═════ Input for this task ═════

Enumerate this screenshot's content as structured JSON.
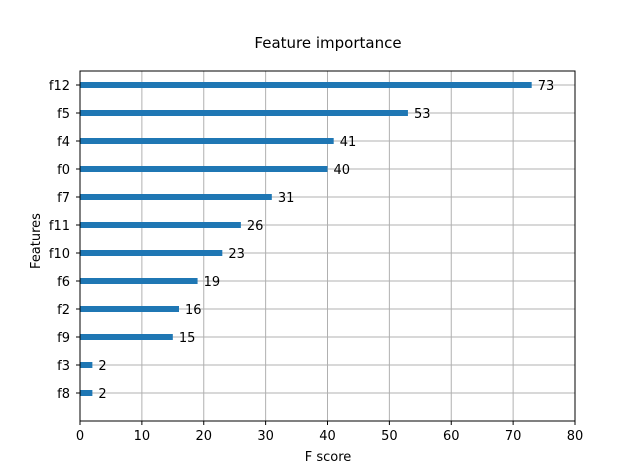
{
  "chart_data": {
    "type": "bar",
    "orientation": "horizontal",
    "title": "Feature importance",
    "xlabel": "F score",
    "ylabel": "Features",
    "xlim": [
      0,
      80
    ],
    "xticks": [
      0,
      10,
      20,
      30,
      40,
      50,
      60,
      70,
      80
    ],
    "grid": true,
    "bar_color": "#1f77b4",
    "categories": [
      "f12",
      "f5",
      "f4",
      "f0",
      "f7",
      "f11",
      "f10",
      "f6",
      "f2",
      "f9",
      "f3",
      "f8"
    ],
    "values": [
      73,
      53,
      41,
      40,
      31,
      26,
      23,
      19,
      16,
      15,
      2,
      2
    ]
  }
}
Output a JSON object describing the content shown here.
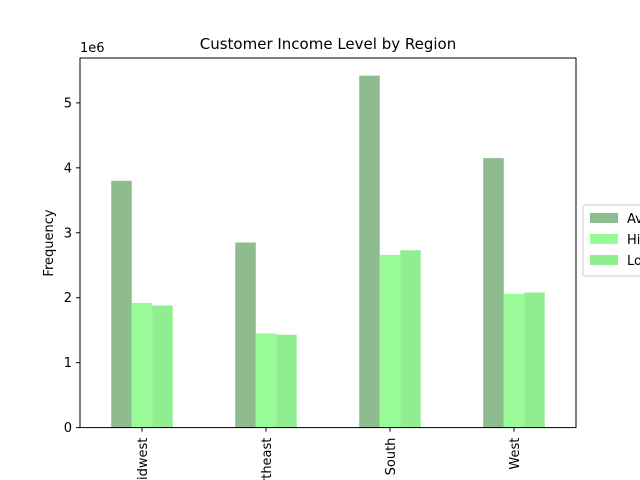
{
  "chart_data": {
    "type": "bar",
    "title": "Customer Income Level by Region",
    "xlabel": "",
    "ylabel": "Frequency",
    "y_scale_label": "1e6",
    "categories": [
      "Midwest",
      "Northeast",
      "South",
      "West"
    ],
    "series": [
      {
        "name": "Average",
        "color": "#8fbc8f",
        "values": [
          3800000,
          2850000,
          5420000,
          4150000
        ]
      },
      {
        "name": "High",
        "color": "#98fb98",
        "values": [
          1920000,
          1450000,
          2660000,
          2060000
        ]
      },
      {
        "name": "Low",
        "color": "#90ee90",
        "values": [
          1880000,
          1430000,
          2730000,
          2080000
        ]
      }
    ],
    "y_ticks": [
      {
        "value": 0,
        "label": "0"
      },
      {
        "value": 1000000,
        "label": "1"
      },
      {
        "value": 2000000,
        "label": "2"
      },
      {
        "value": 3000000,
        "label": "3"
      },
      {
        "value": 4000000,
        "label": "4"
      },
      {
        "value": 5000000,
        "label": "5"
      }
    ],
    "ylim": [
      0,
      5691000
    ],
    "grid": false,
    "legend_position": "center-right",
    "x_tick_rotation": "vertical"
  }
}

═════

* Problem to work on: Write the records out once more, exactly as they appear, with no pictures.

* Written answer:
Enumerate this screenshot's content as structured JSON.
{
  "chart_data": {
    "type": "bar",
    "orientation": "horizontal",
    "title": "Feature importance",
    "xlabel": "F score",
    "ylabel": "Features",
    "xlim": [
      0,
      80
    ],
    "xticks": [
      0,
      10,
      20,
      30,
      40,
      50,
      60,
      70,
      80
    ],
    "grid": true,
    "bar_color": "#1f77b4",
    "categories": [
      "f12",
      "f5",
      "f4",
      "f0",
      "f7",
      "f11",
      "f10",
      "f6",
      "f2",
      "f9",
      "f3",
      "f8"
    ],
    "values": [
      73,
      53,
      41,
      40,
      31,
      26,
      23,
      19,
      16,
      15,
      2,
      2
    ]
  }
}
Output a JSON object describing the content shown here.
{
  "chart_data": {
    "type": "bar",
    "title": "Customer Income Level by Region",
    "xlabel": "",
    "ylabel": "Frequency",
    "y_scale_label": "1e6",
    "categories": [
      "Midwest",
      "Northeast",
      "South",
      "West"
    ],
    "series": [
      {
        "name": "Average",
        "color": "#8fbc8f",
        "values": [
          3800000,
          2850000,
          5420000,
          4150000
        ]
      },
      {
        "name": "High",
        "color": "#98fb98",
        "values": [
          1920000,
          1450000,
          2660000,
          2060000
        ]
      },
      {
        "name": "Low",
        "color": "#90ee90",
        "values": [
          1880000,
          1430000,
          2730000,
          2080000
        ]
      }
    ],
    "y_ticks": [
      {
        "value": 0,
        "label": "0"
      },
      {
        "value": 1000000,
        "label": "1"
      },
      {
        "value": 2000000,
        "label": "2"
      },
      {
        "value": 3000000,
        "label": "3"
      },
      {
        "value": 4000000,
        "label": "4"
      },
      {
        "value": 5000000,
        "label": "5"
      }
    ],
    "ylim": [
      0,
      5691000
    ],
    "grid": false,
    "legend_position": "center-right",
    "x_tick_rotation": "vertical"
  }
}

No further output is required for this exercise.